# Start of AVAILABLE DATA

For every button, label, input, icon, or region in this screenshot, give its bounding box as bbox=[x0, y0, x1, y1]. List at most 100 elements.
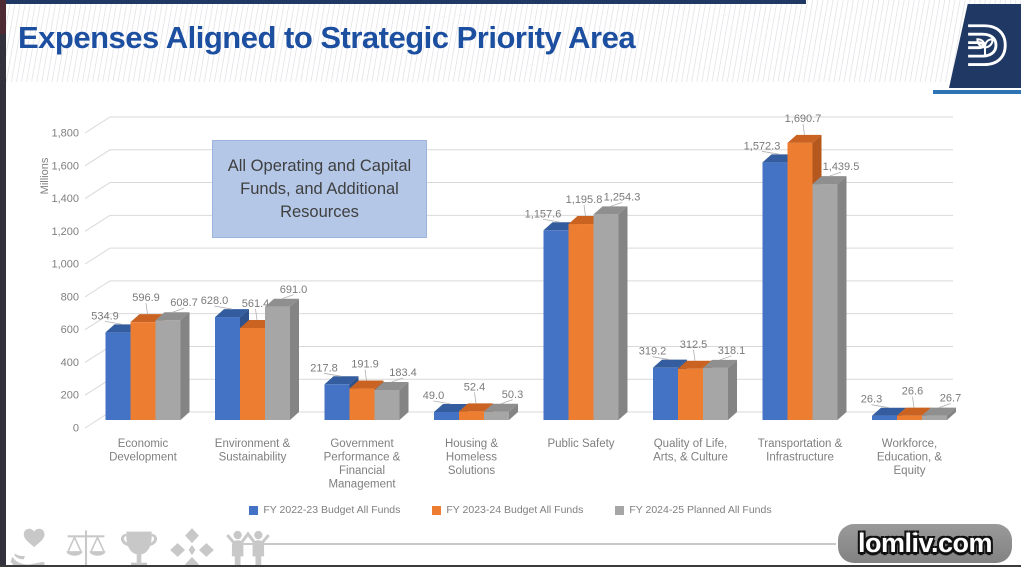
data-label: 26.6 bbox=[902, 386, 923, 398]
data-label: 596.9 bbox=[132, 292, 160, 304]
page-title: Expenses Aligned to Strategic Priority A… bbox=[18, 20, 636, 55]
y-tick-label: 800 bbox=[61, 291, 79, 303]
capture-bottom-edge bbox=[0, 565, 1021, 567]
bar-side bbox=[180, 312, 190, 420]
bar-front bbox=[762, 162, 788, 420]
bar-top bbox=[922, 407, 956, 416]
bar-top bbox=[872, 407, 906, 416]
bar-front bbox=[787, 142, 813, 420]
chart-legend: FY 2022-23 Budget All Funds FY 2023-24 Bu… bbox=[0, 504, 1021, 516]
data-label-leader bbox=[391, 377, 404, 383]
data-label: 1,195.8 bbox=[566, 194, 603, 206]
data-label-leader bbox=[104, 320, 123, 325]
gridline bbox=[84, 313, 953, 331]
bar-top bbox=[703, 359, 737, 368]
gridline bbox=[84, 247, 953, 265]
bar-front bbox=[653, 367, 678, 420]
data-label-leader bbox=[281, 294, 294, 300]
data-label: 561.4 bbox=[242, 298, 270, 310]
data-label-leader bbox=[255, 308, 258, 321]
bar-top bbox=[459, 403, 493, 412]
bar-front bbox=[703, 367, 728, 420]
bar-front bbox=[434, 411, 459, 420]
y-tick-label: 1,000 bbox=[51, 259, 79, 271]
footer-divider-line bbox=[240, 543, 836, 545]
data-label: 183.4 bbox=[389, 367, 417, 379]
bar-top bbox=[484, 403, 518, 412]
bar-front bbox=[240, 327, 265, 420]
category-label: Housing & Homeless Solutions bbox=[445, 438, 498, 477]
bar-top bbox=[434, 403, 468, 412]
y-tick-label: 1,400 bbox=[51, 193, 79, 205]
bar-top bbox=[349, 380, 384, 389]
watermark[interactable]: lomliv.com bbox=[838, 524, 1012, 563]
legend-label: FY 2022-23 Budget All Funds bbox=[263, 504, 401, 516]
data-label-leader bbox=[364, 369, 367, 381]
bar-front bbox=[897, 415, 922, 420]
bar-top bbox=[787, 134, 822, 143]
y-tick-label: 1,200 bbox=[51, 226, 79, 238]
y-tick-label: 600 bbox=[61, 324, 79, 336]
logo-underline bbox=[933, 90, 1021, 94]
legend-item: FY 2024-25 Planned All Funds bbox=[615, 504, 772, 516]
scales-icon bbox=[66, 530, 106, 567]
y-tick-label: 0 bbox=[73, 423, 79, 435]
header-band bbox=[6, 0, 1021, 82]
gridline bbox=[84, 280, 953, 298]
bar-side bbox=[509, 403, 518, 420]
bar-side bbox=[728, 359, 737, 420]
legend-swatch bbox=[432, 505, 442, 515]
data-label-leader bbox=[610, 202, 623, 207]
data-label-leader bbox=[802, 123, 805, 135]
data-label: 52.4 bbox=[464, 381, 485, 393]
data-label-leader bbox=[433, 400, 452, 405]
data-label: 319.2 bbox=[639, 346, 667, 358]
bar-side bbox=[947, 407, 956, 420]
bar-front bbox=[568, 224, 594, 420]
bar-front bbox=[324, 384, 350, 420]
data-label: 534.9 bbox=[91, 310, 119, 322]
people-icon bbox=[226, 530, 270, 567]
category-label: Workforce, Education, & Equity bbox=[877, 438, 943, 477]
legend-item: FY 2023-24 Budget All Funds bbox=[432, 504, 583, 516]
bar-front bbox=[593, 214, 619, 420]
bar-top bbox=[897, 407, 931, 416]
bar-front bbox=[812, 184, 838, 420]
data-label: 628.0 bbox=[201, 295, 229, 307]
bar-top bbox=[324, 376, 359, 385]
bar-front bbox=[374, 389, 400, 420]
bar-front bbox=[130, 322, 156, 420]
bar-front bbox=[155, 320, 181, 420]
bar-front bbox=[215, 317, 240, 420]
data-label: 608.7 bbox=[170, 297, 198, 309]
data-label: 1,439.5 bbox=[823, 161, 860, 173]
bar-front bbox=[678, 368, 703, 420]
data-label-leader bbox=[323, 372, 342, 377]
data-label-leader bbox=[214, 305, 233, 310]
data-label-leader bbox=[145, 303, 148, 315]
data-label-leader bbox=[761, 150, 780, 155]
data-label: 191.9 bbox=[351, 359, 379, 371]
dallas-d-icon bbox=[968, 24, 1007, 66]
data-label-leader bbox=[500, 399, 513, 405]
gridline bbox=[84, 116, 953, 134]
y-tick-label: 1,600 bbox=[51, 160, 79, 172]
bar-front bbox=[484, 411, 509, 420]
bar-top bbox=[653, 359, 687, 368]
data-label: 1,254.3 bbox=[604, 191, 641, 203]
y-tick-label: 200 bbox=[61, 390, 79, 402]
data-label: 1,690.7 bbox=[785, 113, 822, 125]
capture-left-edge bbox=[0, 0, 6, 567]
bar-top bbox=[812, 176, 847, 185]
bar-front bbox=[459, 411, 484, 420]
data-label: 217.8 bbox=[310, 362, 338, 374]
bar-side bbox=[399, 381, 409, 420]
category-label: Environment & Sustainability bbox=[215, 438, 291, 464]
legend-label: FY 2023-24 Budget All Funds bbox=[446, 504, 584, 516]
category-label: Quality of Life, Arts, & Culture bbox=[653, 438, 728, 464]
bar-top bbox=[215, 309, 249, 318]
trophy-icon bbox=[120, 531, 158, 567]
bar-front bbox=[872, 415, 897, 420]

# End of AVAILABLE DATA
# Start of AVAILABLE DATA

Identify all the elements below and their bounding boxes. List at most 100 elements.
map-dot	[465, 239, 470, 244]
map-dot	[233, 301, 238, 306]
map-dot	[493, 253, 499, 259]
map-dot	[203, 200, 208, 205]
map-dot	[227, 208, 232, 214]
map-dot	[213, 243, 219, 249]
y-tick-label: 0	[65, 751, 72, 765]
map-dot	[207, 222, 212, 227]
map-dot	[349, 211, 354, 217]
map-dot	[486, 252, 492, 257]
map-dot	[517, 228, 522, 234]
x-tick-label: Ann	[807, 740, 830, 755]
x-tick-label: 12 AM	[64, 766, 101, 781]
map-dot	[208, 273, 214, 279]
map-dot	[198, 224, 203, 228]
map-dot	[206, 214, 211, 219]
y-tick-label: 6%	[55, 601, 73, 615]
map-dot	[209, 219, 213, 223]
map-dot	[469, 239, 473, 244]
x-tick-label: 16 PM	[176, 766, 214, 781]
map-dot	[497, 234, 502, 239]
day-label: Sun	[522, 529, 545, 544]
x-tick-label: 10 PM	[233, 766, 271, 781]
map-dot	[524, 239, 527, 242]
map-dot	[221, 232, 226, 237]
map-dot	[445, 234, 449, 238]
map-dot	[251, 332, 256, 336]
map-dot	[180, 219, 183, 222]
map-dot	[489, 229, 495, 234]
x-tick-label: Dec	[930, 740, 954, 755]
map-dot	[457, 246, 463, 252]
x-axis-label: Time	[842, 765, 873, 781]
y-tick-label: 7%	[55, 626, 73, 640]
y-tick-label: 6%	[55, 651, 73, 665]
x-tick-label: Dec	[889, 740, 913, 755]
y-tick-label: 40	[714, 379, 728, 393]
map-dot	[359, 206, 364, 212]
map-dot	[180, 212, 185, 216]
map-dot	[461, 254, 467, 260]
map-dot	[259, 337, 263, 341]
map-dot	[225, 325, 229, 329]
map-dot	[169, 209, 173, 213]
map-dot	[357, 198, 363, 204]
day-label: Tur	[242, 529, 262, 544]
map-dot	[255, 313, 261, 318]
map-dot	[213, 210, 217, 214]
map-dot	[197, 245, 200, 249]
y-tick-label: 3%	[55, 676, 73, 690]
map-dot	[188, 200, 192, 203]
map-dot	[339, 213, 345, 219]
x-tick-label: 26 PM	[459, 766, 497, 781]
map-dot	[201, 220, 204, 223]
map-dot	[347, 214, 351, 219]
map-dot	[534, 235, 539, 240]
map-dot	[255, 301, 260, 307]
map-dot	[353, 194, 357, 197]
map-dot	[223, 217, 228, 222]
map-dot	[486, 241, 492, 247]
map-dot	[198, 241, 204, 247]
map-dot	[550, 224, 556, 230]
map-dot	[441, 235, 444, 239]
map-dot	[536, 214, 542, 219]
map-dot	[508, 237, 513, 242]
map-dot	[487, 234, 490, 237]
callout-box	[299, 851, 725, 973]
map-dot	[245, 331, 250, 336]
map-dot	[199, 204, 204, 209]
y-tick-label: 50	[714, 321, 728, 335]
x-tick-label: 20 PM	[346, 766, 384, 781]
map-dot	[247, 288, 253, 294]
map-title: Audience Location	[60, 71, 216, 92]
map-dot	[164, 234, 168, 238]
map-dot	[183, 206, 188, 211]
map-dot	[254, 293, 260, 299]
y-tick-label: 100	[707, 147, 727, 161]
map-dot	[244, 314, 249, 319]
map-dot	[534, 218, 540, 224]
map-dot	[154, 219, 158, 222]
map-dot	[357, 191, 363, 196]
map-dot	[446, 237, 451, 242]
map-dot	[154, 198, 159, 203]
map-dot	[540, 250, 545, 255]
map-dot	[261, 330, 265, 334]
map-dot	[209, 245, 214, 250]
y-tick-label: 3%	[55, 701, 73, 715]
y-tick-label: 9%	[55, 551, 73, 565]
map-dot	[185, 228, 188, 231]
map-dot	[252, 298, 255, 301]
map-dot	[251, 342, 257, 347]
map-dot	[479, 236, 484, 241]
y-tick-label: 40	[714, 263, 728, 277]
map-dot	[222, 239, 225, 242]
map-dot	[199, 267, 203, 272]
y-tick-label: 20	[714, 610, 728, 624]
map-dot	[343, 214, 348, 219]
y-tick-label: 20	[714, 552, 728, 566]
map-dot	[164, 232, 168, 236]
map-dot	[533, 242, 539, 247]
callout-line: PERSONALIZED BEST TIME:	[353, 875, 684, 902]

# End of AVAILABLE DATA

* THE EXERCISE: From the data above, pull out every line that contains the string "edge".

* SOLUTION TO THIS PROBLEM:
capture-bottom-edge bbox=[0, 565, 1021, 567]
capture-left-edge bbox=[0, 0, 6, 567]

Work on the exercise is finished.